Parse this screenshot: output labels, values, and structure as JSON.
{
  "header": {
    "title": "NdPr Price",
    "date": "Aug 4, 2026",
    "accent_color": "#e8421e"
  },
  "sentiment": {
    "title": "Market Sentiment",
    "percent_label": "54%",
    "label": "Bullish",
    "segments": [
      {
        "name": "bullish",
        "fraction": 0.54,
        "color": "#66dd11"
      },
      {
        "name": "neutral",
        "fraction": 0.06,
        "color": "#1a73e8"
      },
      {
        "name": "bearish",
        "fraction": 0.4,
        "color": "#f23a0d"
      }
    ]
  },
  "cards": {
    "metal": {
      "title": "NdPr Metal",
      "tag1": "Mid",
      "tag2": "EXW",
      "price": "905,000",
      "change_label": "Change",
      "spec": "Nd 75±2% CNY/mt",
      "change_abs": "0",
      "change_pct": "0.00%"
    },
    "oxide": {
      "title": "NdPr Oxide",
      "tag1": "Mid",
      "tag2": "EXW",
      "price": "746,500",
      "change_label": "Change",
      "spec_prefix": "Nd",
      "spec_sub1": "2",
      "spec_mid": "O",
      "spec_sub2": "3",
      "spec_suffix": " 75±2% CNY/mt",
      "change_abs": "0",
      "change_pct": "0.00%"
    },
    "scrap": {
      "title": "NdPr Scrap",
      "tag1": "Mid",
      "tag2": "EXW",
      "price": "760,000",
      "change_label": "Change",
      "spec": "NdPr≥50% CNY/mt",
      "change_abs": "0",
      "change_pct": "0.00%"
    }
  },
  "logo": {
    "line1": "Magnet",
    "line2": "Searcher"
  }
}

PROBLEM DESCRIPTION:
Show every line from the entries above in which the word "fraction" appears.

RESULT BELOW:
        "fraction": 0.54,
        "fraction": 0.06,
        "fraction": 0.4,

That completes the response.